**WHAT YOU WILL DO**. Restate the material word for word and leave out anything that is a picture.

**INPUT MATERIAL**.
____
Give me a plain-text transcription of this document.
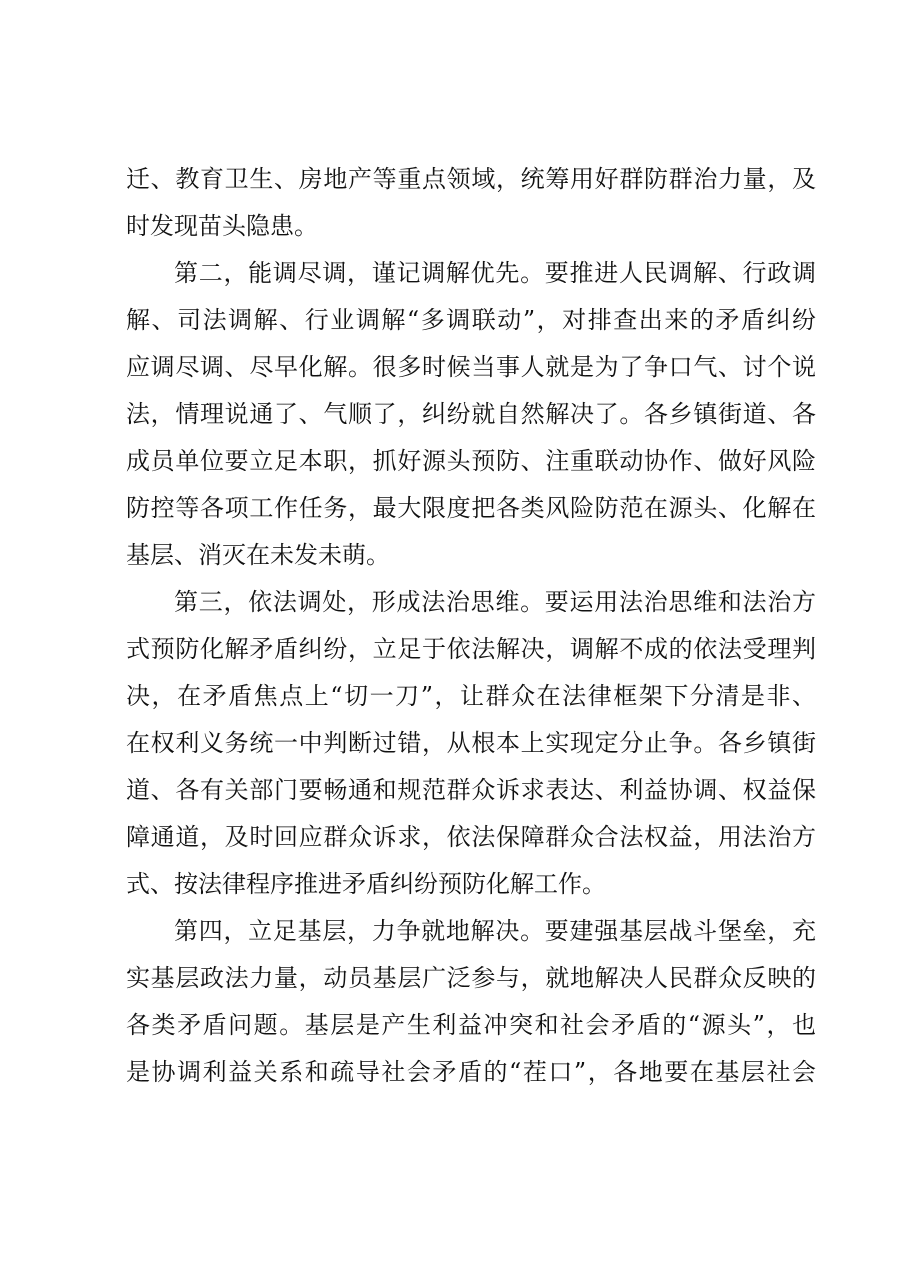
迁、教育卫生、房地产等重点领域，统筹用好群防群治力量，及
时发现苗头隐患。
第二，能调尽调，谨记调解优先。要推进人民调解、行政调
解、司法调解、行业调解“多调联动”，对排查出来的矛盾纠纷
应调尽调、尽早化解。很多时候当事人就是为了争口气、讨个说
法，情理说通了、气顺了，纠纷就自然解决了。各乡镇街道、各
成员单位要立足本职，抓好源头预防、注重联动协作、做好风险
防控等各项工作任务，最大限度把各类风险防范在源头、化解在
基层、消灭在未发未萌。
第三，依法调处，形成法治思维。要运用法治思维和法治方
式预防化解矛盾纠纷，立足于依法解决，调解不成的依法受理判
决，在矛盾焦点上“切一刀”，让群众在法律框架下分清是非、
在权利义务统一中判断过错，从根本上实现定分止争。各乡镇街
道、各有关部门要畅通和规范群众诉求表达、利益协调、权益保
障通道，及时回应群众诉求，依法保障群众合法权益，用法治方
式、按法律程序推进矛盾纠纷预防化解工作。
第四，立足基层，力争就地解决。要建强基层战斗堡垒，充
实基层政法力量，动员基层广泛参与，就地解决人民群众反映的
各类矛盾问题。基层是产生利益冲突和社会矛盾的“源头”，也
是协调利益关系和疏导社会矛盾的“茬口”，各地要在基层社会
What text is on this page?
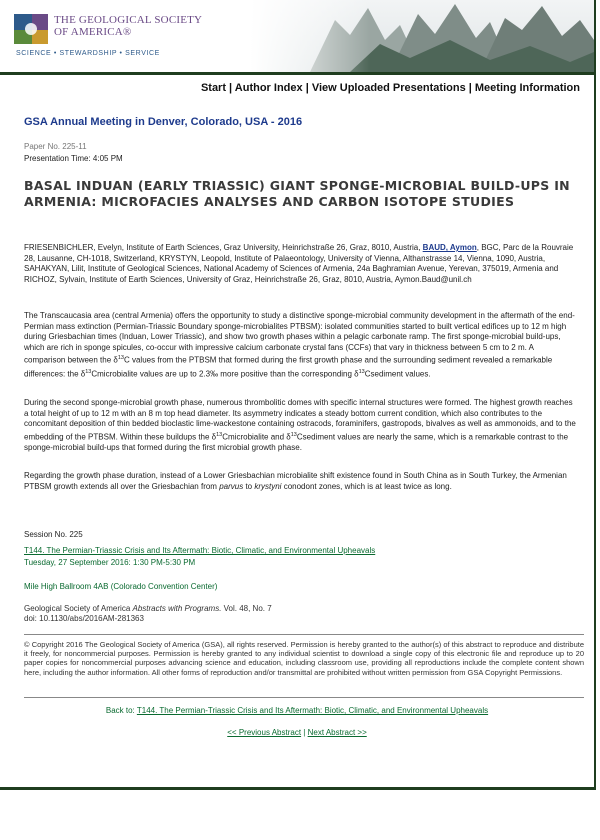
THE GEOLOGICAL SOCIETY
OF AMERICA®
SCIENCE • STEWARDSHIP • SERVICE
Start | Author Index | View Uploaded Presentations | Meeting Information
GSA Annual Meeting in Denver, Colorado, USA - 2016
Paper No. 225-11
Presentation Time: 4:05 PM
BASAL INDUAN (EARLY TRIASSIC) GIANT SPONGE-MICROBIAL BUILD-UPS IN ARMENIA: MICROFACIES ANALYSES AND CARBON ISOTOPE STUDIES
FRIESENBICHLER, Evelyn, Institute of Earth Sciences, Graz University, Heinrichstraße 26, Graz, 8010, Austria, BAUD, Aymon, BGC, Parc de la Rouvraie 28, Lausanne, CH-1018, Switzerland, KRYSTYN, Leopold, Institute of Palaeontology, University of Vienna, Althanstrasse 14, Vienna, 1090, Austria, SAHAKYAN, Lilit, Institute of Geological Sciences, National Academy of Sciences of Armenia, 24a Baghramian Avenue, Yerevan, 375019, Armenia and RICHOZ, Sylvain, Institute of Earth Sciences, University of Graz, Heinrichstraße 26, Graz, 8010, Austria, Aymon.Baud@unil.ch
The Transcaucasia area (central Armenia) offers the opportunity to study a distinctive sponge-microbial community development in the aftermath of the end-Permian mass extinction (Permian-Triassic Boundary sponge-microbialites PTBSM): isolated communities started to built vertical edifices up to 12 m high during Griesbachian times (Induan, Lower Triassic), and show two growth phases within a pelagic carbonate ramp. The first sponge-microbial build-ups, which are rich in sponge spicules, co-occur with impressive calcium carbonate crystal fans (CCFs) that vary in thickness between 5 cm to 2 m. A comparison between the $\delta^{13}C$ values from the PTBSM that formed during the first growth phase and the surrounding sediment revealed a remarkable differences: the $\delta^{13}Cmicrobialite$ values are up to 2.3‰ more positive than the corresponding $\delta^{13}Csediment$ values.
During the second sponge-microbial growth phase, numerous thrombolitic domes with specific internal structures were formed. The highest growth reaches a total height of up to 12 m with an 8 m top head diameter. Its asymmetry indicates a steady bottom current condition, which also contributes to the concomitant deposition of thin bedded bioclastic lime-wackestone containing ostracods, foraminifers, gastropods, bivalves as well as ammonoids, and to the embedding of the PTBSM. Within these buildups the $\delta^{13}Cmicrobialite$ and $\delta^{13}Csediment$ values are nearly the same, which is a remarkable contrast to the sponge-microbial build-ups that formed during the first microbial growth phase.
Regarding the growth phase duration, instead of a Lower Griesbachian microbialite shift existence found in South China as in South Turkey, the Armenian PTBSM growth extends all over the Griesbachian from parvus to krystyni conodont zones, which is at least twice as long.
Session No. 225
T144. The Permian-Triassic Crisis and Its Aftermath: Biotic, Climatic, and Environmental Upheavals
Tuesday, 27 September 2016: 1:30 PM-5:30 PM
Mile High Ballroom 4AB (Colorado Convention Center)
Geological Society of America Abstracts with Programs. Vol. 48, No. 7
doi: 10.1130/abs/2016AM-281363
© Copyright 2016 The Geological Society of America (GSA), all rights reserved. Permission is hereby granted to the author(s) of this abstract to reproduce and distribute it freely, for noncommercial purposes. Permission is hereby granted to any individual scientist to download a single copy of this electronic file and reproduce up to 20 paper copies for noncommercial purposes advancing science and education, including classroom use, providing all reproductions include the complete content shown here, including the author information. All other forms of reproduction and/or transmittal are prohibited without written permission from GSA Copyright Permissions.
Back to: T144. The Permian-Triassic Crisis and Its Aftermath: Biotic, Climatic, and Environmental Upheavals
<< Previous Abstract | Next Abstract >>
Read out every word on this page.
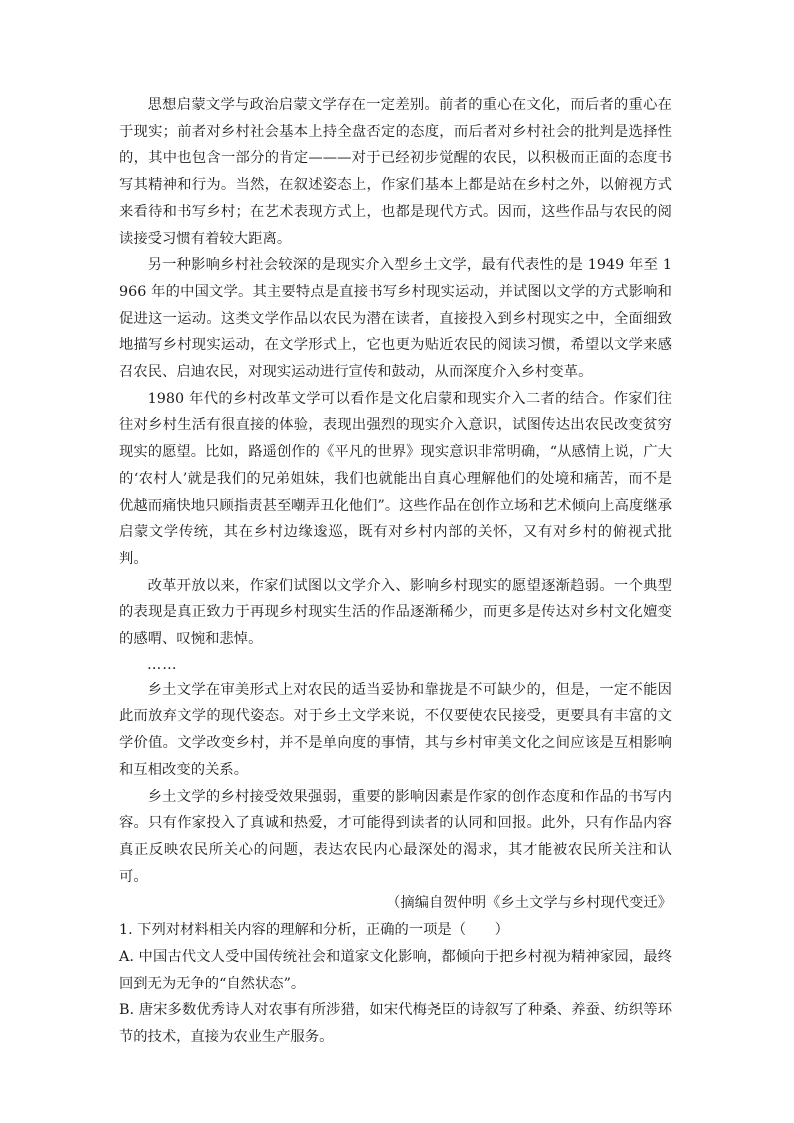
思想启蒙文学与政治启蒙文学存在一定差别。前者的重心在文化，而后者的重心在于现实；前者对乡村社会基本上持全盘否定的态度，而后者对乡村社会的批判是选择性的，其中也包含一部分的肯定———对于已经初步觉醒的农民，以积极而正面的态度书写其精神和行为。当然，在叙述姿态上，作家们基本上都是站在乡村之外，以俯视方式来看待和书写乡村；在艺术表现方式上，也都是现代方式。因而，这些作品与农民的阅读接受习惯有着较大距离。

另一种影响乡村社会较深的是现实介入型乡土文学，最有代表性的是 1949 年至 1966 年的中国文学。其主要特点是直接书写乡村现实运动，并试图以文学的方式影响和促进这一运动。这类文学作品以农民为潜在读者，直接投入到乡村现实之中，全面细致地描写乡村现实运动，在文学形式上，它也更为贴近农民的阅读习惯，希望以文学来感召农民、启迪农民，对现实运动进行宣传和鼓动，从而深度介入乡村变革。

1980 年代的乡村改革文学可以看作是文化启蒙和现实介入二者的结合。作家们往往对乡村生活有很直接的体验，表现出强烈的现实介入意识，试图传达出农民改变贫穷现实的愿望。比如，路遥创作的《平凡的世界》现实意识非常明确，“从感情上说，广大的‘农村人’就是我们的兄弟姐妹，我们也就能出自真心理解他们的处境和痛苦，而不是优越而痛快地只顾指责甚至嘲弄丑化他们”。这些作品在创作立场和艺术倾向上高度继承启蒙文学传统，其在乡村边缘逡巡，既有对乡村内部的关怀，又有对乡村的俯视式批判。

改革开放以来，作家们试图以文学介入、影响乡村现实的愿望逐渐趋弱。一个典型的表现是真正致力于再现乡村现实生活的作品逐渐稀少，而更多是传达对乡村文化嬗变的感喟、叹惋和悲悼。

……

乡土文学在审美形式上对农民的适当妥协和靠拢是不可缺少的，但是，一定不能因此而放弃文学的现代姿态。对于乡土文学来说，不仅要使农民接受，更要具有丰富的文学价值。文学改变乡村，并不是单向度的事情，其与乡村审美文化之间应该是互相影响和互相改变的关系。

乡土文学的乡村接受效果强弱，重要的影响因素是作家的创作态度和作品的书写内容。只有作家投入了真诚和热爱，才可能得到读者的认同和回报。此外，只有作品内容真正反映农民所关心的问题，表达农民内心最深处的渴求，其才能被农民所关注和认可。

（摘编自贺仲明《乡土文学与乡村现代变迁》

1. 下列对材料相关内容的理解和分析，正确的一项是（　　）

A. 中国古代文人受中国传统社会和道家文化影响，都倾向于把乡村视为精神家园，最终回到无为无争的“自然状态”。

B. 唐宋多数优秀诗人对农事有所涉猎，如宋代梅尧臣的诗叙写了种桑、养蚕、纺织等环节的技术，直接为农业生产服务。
____
**RESULT OF THIS TASK**.
Give me a plain-text transcription of this document.
迁、教育卫生、房地产等重点领域，统筹用好群防群治力量，及
时发现苗头隐患。
第二，能调尽调，谨记调解优先。要推进人民调解、行政调
解、司法调解、行业调解“多调联动”，对排查出来的矛盾纠纷
应调尽调、尽早化解。很多时候当事人就是为了争口气、讨个说
法，情理说通了、气顺了，纠纷就自然解决了。各乡镇街道、各
成员单位要立足本职，抓好源头预防、注重联动协作、做好风险
防控等各项工作任务，最大限度把各类风险防范在源头、化解在
基层、消灭在未发未萌。
第三，依法调处，形成法治思维。要运用法治思维和法治方
式预防化解矛盾纠纷，立足于依法解决，调解不成的依法受理判
决，在矛盾焦点上“切一刀”，让群众在法律框架下分清是非、
在权利义务统一中判断过错，从根本上实现定分止争。各乡镇街
道、各有关部门要畅通和规范群众诉求表达、利益协调、权益保
障通道，及时回应群众诉求，依法保障群众合法权益，用法治方
式、按法律程序推进矛盾纠纷预防化解工作。
第四，立足基层，力争就地解决。要建强基层战斗堡垒，充
实基层政法力量，动员基层广泛参与，就地解决人民群众反映的
各类矛盾问题。基层是产生利益冲突和社会矛盾的“源头”，也
是协调利益关系和疏导社会矛盾的“茬口”，各地要在基层社会
What text is on this page?
THE GEOLOGICAL SOCIETY
OF AMERICA®
SCIENCE • STEWARDSHIP • SERVICE
Start | Author Index | View Uploaded Presentations | Meeting Information
GSA Annual Meeting in Denver, Colorado, USA - 2016
Paper No. 225-11
Presentation Time: 4:05 PM
BASAL INDUAN (EARLY TRIASSIC) GIANT SPONGE-MICROBIAL BUILD-UPS IN ARMENIA: MICROFACIES ANALYSES AND CARBON ISOTOPE STUDIES
FRIESENBICHLER, Evelyn, Institute of Earth Sciences, Graz University, Heinrichstraße 26, Graz, 8010, Austria, BAUD, Aymon, BGC, Parc de la Rouvraie 28, Lausanne, CH-1018, Switzerland, KRYSTYN, Leopold, Institute of Palaeontology, University of Vienna, Althanstrasse 14, Vienna, 1090, Austria, SAHAKYAN, Lilit, Institute of Geological Sciences, National Academy of Sciences of Armenia, 24a Baghramian Avenue, Yerevan, 375019, Armenia and RICHOZ, Sylvain, Institute of Earth Sciences, University of Graz, Heinrichstraße 26, Graz, 8010, Austria, Aymon.Baud@unil.ch
The Transcaucasia area (central Armenia) offers the opportunity to study a distinctive sponge-microbial community development in the aftermath of the end-Permian mass extinction (Permian-Triassic Boundary sponge-microbialites PTBSM): isolated communities started to built vertical edifices up to 12 m high during Griesbachian times (Induan, Lower Triassic), and show two growth phases within a pelagic carbonate ramp. The first sponge-microbial build-ups, which are rich in sponge spicules, co-occur with impressive calcium carbonate crystal fans (CCFs) that vary in thickness between 5 cm to 2 m. A comparison between the $\delta^{13}C$ values from the PTBSM that formed during the first growth phase and the surrounding sediment revealed a remarkable differences: the $\delta^{13}Cmicrobialite$ values are up to 2.3‰ more positive than the corresponding $\delta^{13}Csediment$ values.
During the second sponge-microbial growth phase, numerous thrombolitic domes with specific internal structures were formed. The highest growth reaches a total height of up to 12 m with an 8 m top head diameter. Its asymmetry indicates a steady bottom current condition, which also contributes to the concomitant deposition of thin bedded bioclastic lime-wackestone containing ostracods, foraminifers, gastropods, bivalves as well as ammonoids, and to the embedding of the PTBSM. Within these buildups the $\delta^{13}Cmicrobialite$ and $\delta^{13}Csediment$ values are nearly the same, which is a remarkable contrast to the sponge-microbial build-ups that formed during the first microbial growth phase.
Regarding the growth phase duration, instead of a Lower Griesbachian microbialite shift existence found in South China as in South Turkey, the Armenian PTBSM growth extends all over the Griesbachian from parvus to krystyni conodont zones, which is at least twice as long.
Session No. 225
T144. The Permian-Triassic Crisis and Its Aftermath: Biotic, Climatic, and Environmental Upheavals
Tuesday, 27 September 2016: 1:30 PM-5:30 PM
Mile High Ballroom 4AB (Colorado Convention Center)
Geological Society of America Abstracts with Programs. Vol. 48, No. 7
doi: 10.1130/abs/2016AM-281363
© Copyright 2016 The Geological Society of America (GSA), all rights reserved. Permission is hereby granted to the author(s) of this abstract to reproduce and distribute it freely, for noncommercial purposes. Permission is hereby granted to any individual scientist to download a single copy of this electronic file and reproduce up to 20 paper copies for noncommercial purposes advancing science and education, including classroom use, providing all reproductions include the complete content shown here, including the author information. All other forms of reproduction and/or transmittal are prohibited without written permission from GSA Copyright Permissions.
Back to: T144. The Permian-Triassic Crisis and Its Aftermath: Biotic, Climatic, and Environmental Upheavals
<< Previous Abstract | Next Abstract >>
Read out every word on this page.
思想启蒙文学与政治启蒙文学存在一定差别。前者的重心在文化，而后者的重心在于现实；前者对乡村社会基本上持全盘否定的态度，而后者对乡村社会的批判是选择性的，其中也包含一部分的肯定———对于已经初步觉醒的农民，以积极而正面的态度书写其精神和行为。当然，在叙述姿态上，作家们基本上都是站在乡村之外，以俯视方式来看待和书写乡村；在艺术表现方式上，也都是现代方式。因而，这些作品与农民的阅读接受习惯有着较大距离。

另一种影响乡村社会较深的是现实介入型乡土文学，最有代表性的是 1949 年至 1966 年的中国文学。其主要特点是直接书写乡村现实运动，并试图以文学的方式影响和促进这一运动。这类文学作品以农民为潜在读者，直接投入到乡村现实之中，全面细致地描写乡村现实运动，在文学形式上，它也更为贴近农民的阅读习惯，希望以文学来感召农民、启迪农民，对现实运动进行宣传和鼓动，从而深度介入乡村变革。

1980 年代的乡村改革文学可以看作是文化启蒙和现实介入二者的结合。作家们往往对乡村生活有很直接的体验，表现出强烈的现实介入意识，试图传达出农民改变贫穷现实的愿望。比如，路遥创作的《平凡的世界》现实意识非常明确，“从感情上说，广大的‘农村人’就是我们的兄弟姐妹，我们也就能出自真心理解他们的处境和痛苦，而不是优越而痛快地只顾指责甚至嘲弄丑化他们”。这些作品在创作立场和艺术倾向上高度继承启蒙文学传统，其在乡村边缘逡巡，既有对乡村内部的关怀，又有对乡村的俯视式批判。

改革开放以来，作家们试图以文学介入、影响乡村现实的愿望逐渐趋弱。一个典型的表现是真正致力于再现乡村现实生活的作品逐渐稀少，而更多是传达对乡村文化嬗变的感喟、叹惋和悲悼。

……

乡土文学在审美形式上对农民的适当妥协和靠拢是不可缺少的，但是，一定不能因此而放弃文学的现代姿态。对于乡土文学来说，不仅要使农民接受，更要具有丰富的文学价值。文学改变乡村，并不是单向度的事情，其与乡村审美文化之间应该是互相影响和互相改变的关系。

乡土文学的乡村接受效果强弱，重要的影响因素是作家的创作态度和作品的书写内容。只有作家投入了真诚和热爱，才可能得到读者的认同和回报。此外，只有作品内容真正反映农民所关心的问题，表达农民内心最深处的渴求，其才能被农民所关注和认可。

（摘编自贺仲明《乡土文学与乡村现代变迁》

1. 下列对材料相关内容的理解和分析，正确的一项是（　　）

A. 中国古代文人受中国传统社会和道家文化影响，都倾向于把乡村视为精神家园，最终回到无为无争的“自然状态”。

B. 唐宋多数优秀诗人对农事有所涉猎，如宋代梅尧臣的诗叙写了种桑、养蚕、纺织等环节的技术，直接为农业生产服务。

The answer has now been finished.